## Problem statement
Output every line exactly as written. Leave out pictures.

** start of Supplied data **

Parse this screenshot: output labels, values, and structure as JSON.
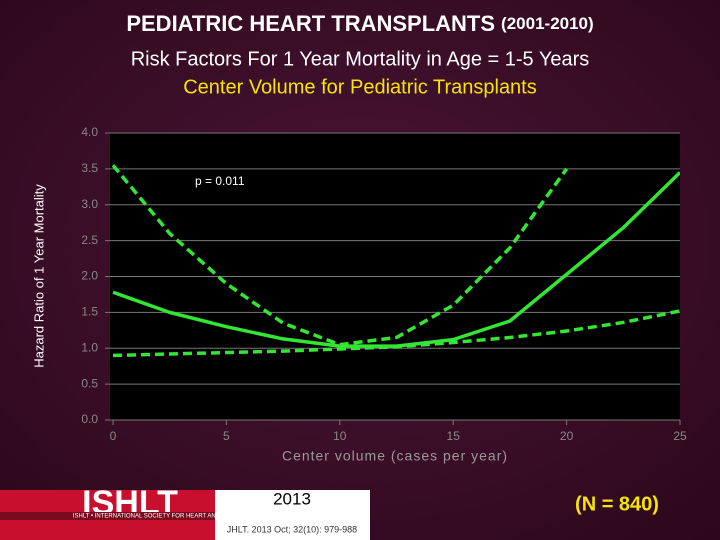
{
  "chart_data": {
    "type": "line",
    "title": "PEDIATRIC HEART TRANSPLANTS",
    "title_years": "(2001-2010)",
    "subtitle": "Risk Factors For 1 Year Mortality in Age = 1-5 Years",
    "subtitle2": "Center Volume for Pediatric Transplants",
    "annotation": "p = 0.011",
    "sample_note": "(N = 840)",
    "y_label": "Hazard Ratio of 1 Year Mortality",
    "x_label": "Center volume (cases per year)",
    "x": [
      0,
      2.5,
      5,
      7.5,
      10,
      12.5,
      15,
      17.5,
      20,
      22.5,
      25
    ],
    "series": [
      {
        "name": "Hazard ratio",
        "color": "#33e633",
        "dashed": false,
        "values": [
          1.78,
          1.5,
          1.3,
          1.13,
          1.03,
          1.03,
          1.12,
          1.38,
          2.03,
          2.68,
          3.45
        ]
      },
      {
        "name": "Upper confidence limit",
        "color": "#33e633",
        "dashed": true,
        "values": [
          3.55,
          2.6,
          1.9,
          1.35,
          1.05,
          1.15,
          1.6,
          2.4,
          3.5,
          null,
          null
        ]
      },
      {
        "name": "Lower confidence limit",
        "color": "#33e633",
        "dashed": true,
        "values": [
          0.9,
          0.92,
          0.94,
          0.96,
          0.99,
          1.02,
          1.08,
          1.15,
          1.24,
          1.36,
          1.52
        ]
      }
    ],
    "xlim": [
      0,
      25
    ],
    "xticks": [
      0,
      5,
      10,
      15,
      20,
      25
    ],
    "ylim": [
      0,
      4
    ],
    "yticks": [
      {
        "value": 0,
        "label": "0.0"
      },
      {
        "value": 0.5,
        "label": "0.5"
      },
      {
        "value": 1,
        "label": "1.0"
      },
      {
        "value": 1.5,
        "label": "1.5"
      },
      {
        "value": 2,
        "label": "2.0"
      },
      {
        "value": 2.5,
        "label": "2.5"
      },
      {
        "value": 3,
        "label": "3.0"
      },
      {
        "value": 3.5,
        "label": "3.5"
      },
      {
        "value": 4,
        "label": "4.0"
      }
    ],
    "grid": true,
    "footer": {
      "logo": "ISHLT",
      "society": "ISHLT • INTERNATIONAL SOCIETY FOR HEART AND LUNG TRANSPLANTATION",
      "year": "2013",
      "citation": "JHLT. 2013 Oct; 32(10): 979-988"
    }
  }
}
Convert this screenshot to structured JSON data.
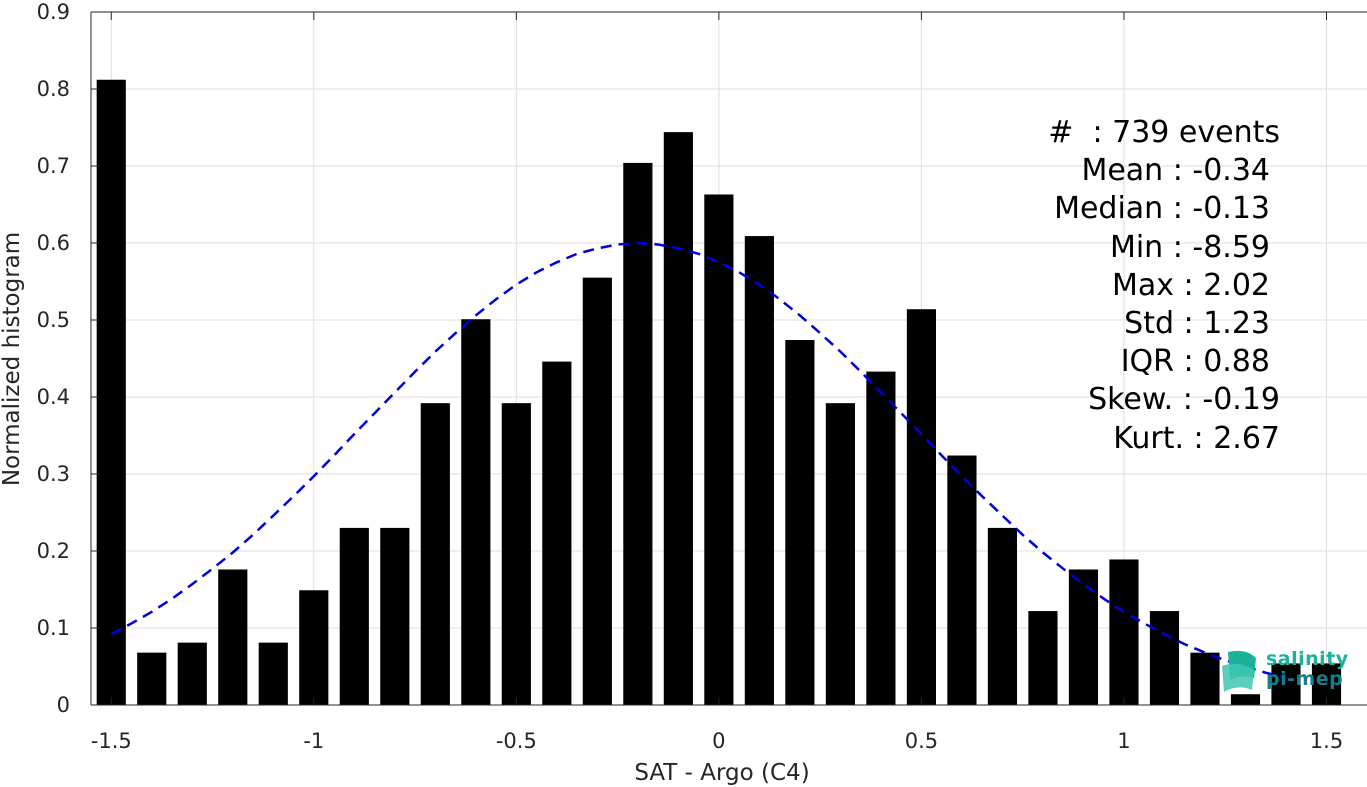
{
  "chart_data": {
    "type": "bar",
    "xlabel": "SAT - Argo (C4)",
    "ylabel": "Normalized histogram",
    "xlim": [
      -1.55,
      1.6
    ],
    "ylim": [
      0,
      0.9
    ],
    "xticks": [
      -1.5,
      -1,
      -0.5,
      0,
      0.5,
      1,
      1.5
    ],
    "xtick_labels": [
      "-1.5",
      "-1",
      "-0.5",
      "0",
      "0.5",
      "1",
      "1.5"
    ],
    "yticks": [
      0,
      0.1,
      0.2,
      0.3,
      0.4,
      0.5,
      0.6,
      0.7,
      0.8,
      0.9
    ],
    "ytick_labels": [
      "0",
      "0.1",
      "0.2",
      "0.3",
      "0.4",
      "0.5",
      "0.6",
      "0.7",
      "0.8",
      "0.9"
    ],
    "grid": true,
    "bar_color": "#000000",
    "bars": {
      "x": [
        -1.5,
        -1.4,
        -1.3,
        -1.2,
        -1.1,
        -1.0,
        -0.9,
        -0.8,
        -0.7,
        -0.6,
        -0.5,
        -0.4,
        -0.3,
        -0.2,
        -0.1,
        0.0,
        0.1,
        0.2,
        0.3,
        0.4,
        0.5,
        0.6,
        0.7,
        0.8,
        0.9,
        1.0,
        1.1,
        1.2,
        1.3,
        1.4,
        1.5
      ],
      "values": [
        0.812,
        0.068,
        0.081,
        0.176,
        0.081,
        0.149,
        0.23,
        0.23,
        0.392,
        0.501,
        0.392,
        0.446,
        0.555,
        0.704,
        0.744,
        0.663,
        0.609,
        0.474,
        0.392,
        0.433,
        0.514,
        0.324,
        0.23,
        0.122,
        0.176,
        0.189,
        0.122,
        0.068,
        0.014,
        0.054,
        0.054
      ]
    },
    "fit_curve": {
      "style": "dashed",
      "color": "#0000dd",
      "x": [
        -1.5,
        -1.45,
        -1.4,
        -1.35,
        -1.3,
        -1.25,
        -1.2,
        -1.15,
        -1.1,
        -1.05,
        -1.0,
        -0.95,
        -0.9,
        -0.85,
        -0.8,
        -0.75,
        -0.7,
        -0.65,
        -0.6,
        -0.55,
        -0.5,
        -0.45,
        -0.4,
        -0.35,
        -0.3,
        -0.25,
        -0.2,
        -0.15,
        -0.1,
        -0.05,
        0.0,
        0.05,
        0.1,
        0.15,
        0.2,
        0.25,
        0.3,
        0.35,
        0.4,
        0.45,
        0.5,
        0.55,
        0.6,
        0.65,
        0.7,
        0.75,
        0.8,
        0.85,
        0.9,
        0.95,
        1.0,
        1.05,
        1.1,
        1.15,
        1.2,
        1.25,
        1.3,
        1.35,
        1.4
      ],
      "y": [
        0.092,
        0.106,
        0.121,
        0.138,
        0.157,
        0.177,
        0.198,
        0.221,
        0.246,
        0.271,
        0.297,
        0.324,
        0.352,
        0.379,
        0.406,
        0.433,
        0.459,
        0.483,
        0.506,
        0.527,
        0.546,
        0.562,
        0.575,
        0.586,
        0.593,
        0.598,
        0.6,
        0.598,
        0.593,
        0.586,
        0.575,
        0.562,
        0.546,
        0.527,
        0.506,
        0.483,
        0.459,
        0.433,
        0.406,
        0.379,
        0.352,
        0.324,
        0.297,
        0.271,
        0.246,
        0.221,
        0.198,
        0.177,
        0.157,
        0.138,
        0.121,
        0.106,
        0.092,
        0.079,
        0.068,
        0.058,
        0.05,
        0.042,
        0.035
      ]
    }
  },
  "stats": {
    "events": "#  : 739 events",
    "mean": "Mean : -0.34",
    "median": "Median : -0.13",
    "min": "Min : -8.59",
    "max": "Max : 2.02",
    "std": "Std : 1.23",
    "iqr": "IQR : 0.88",
    "skew": "Skew. : -0.19",
    "kurt": "Kurt. : 2.67"
  },
  "logo": {
    "word1": "salinity",
    "word2": "pi-mep"
  }
}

** end of Supplied data **

## Result of the task
Parse this screenshot: output labels, values, and structure as JSON.
{
  "chart_data": {
    "type": "line",
    "title": "PEDIATRIC HEART TRANSPLANTS",
    "title_years": "(2001-2010)",
    "subtitle": "Risk Factors For 1 Year Mortality in Age = 1-5 Years",
    "subtitle2": "Center Volume for Pediatric Transplants",
    "annotation": "p = 0.011",
    "sample_note": "(N = 840)",
    "y_label": "Hazard Ratio of 1 Year Mortality",
    "x_label": "Center volume (cases per year)",
    "x": [
      0,
      2.5,
      5,
      7.5,
      10,
      12.5,
      15,
      17.5,
      20,
      22.5,
      25
    ],
    "series": [
      {
        "name": "Hazard ratio",
        "color": "#33e633",
        "dashed": false,
        "values": [
          1.78,
          1.5,
          1.3,
          1.13,
          1.03,
          1.03,
          1.12,
          1.38,
          2.03,
          2.68,
          3.45
        ]
      },
      {
        "name": "Upper confidence limit",
        "color": "#33e633",
        "dashed": true,
        "values": [
          3.55,
          2.6,
          1.9,
          1.35,
          1.05,
          1.15,
          1.6,
          2.4,
          3.5,
          null,
          null
        ]
      },
      {
        "name": "Lower confidence limit",
        "color": "#33e633",
        "dashed": true,
        "values": [
          0.9,
          0.92,
          0.94,
          0.96,
          0.99,
          1.02,
          1.08,
          1.15,
          1.24,
          1.36,
          1.52
        ]
      }
    ],
    "xlim": [
      0,
      25
    ],
    "xticks": [
      0,
      5,
      10,
      15,
      20,
      25
    ],
    "ylim": [
      0,
      4
    ],
    "yticks": [
      {
        "value": 0,
        "label": "0.0"
      },
      {
        "value": 0.5,
        "label": "0.5"
      },
      {
        "value": 1,
        "label": "1.0"
      },
      {
        "value": 1.5,
        "label": "1.5"
      },
      {
        "value": 2,
        "label": "2.0"
      },
      {
        "value": 2.5,
        "label": "2.5"
      },
      {
        "value": 3,
        "label": "3.0"
      },
      {
        "value": 3.5,
        "label": "3.5"
      },
      {
        "value": 4,
        "label": "4.0"
      }
    ],
    "grid": true,
    "footer": {
      "logo": "ISHLT",
      "society": "ISHLT • INTERNATIONAL SOCIETY FOR HEART AND LUNG TRANSPLANTATION",
      "year": "2013",
      "citation": "JHLT. 2013 Oct; 32(10): 979-988"
    }
  }
}
Convert this screenshot to structured JSON data.
{
  "chart_data": {
    "type": "bar",
    "xlabel": "SAT - Argo (C4)",
    "ylabel": "Normalized histogram",
    "xlim": [
      -1.55,
      1.6
    ],
    "ylim": [
      0,
      0.9
    ],
    "xticks": [
      -1.5,
      -1,
      -0.5,
      0,
      0.5,
      1,
      1.5
    ],
    "xtick_labels": [
      "-1.5",
      "-1",
      "-0.5",
      "0",
      "0.5",
      "1",
      "1.5"
    ],
    "yticks": [
      0,
      0.1,
      0.2,
      0.3,
      0.4,
      0.5,
      0.6,
      0.7,
      0.8,
      0.9
    ],
    "ytick_labels": [
      "0",
      "0.1",
      "0.2",
      "0.3",
      "0.4",
      "0.5",
      "0.6",
      "0.7",
      "0.8",
      "0.9"
    ],
    "grid": true,
    "bar_color": "#000000",
    "bars": {
      "x": [
        -1.5,
        -1.4,
        -1.3,
        -1.2,
        -1.1,
        -1.0,
        -0.9,
        -0.8,
        -0.7,
        -0.6,
        -0.5,
        -0.4,
        -0.3,
        -0.2,
        -0.1,
        0.0,
        0.1,
        0.2,
        0.3,
        0.4,
        0.5,
        0.6,
        0.7,
        0.8,
        0.9,
        1.0,
        1.1,
        1.2,
        1.3,
        1.4,
        1.5
      ],
      "values": [
        0.812,
        0.068,
        0.081,
        0.176,
        0.081,
        0.149,
        0.23,
        0.23,
        0.392,
        0.501,
        0.392,
        0.446,
        0.555,
        0.704,
        0.744,
        0.663,
        0.609,
        0.474,
        0.392,
        0.433,
        0.514,
        0.324,
        0.23,
        0.122,
        0.176,
        0.189,
        0.122,
        0.068,
        0.014,
        0.054,
        0.054
      ]
    },
    "fit_curve": {
      "style": "dashed",
      "color": "#0000dd",
      "x": [
        -1.5,
        -1.45,
        -1.4,
        -1.35,
        -1.3,
        -1.25,
        -1.2,
        -1.15,
        -1.1,
        -1.05,
        -1.0,
        -0.95,
        -0.9,
        -0.85,
        -0.8,
        -0.75,
        -0.7,
        -0.65,
        -0.6,
        -0.55,
        -0.5,
        -0.45,
        -0.4,
        -0.35,
        -0.3,
        -0.25,
        -0.2,
        -0.15,
        -0.1,
        -0.05,
        0.0,
        0.05,
        0.1,
        0.15,
        0.2,
        0.25,
        0.3,
        0.35,
        0.4,
        0.45,
        0.5,
        0.55,
        0.6,
        0.65,
        0.7,
        0.75,
        0.8,
        0.85,
        0.9,
        0.95,
        1.0,
        1.05,
        1.1,
        1.15,
        1.2,
        1.25,
        1.3,
        1.35,
        1.4
      ],
      "y": [
        0.092,
        0.106,
        0.121,
        0.138,
        0.157,
        0.177,
        0.198,
        0.221,
        0.246,
        0.271,
        0.297,
        0.324,
        0.352,
        0.379,
        0.406,
        0.433,
        0.459,
        0.483,
        0.506,
        0.527,
        0.546,
        0.562,
        0.575,
        0.586,
        0.593,
        0.598,
        0.6,
        0.598,
        0.593,
        0.586,
        0.575,
        0.562,
        0.546,
        0.527,
        0.506,
        0.483,
        0.459,
        0.433,
        0.406,
        0.379,
        0.352,
        0.324,
        0.297,
        0.271,
        0.246,
        0.221,
        0.198,
        0.177,
        0.157,
        0.138,
        0.121,
        0.106,
        0.092,
        0.079,
        0.068,
        0.058,
        0.05,
        0.042,
        0.035
      ]
    }
  },
  "stats": {
    "events": "#  : 739 events",
    "mean": "Mean : -0.34",
    "median": "Median : -0.13",
    "min": "Min : -8.59",
    "max": "Max : 2.02",
    "std": "Std : 1.23",
    "iqr": "IQR : 0.88",
    "skew": "Skew. : -0.19",
    "kurt": "Kurt. : 2.67"
  },
  "logo": {
    "word1": "salinity",
    "word2": "pi-mep"
  }
}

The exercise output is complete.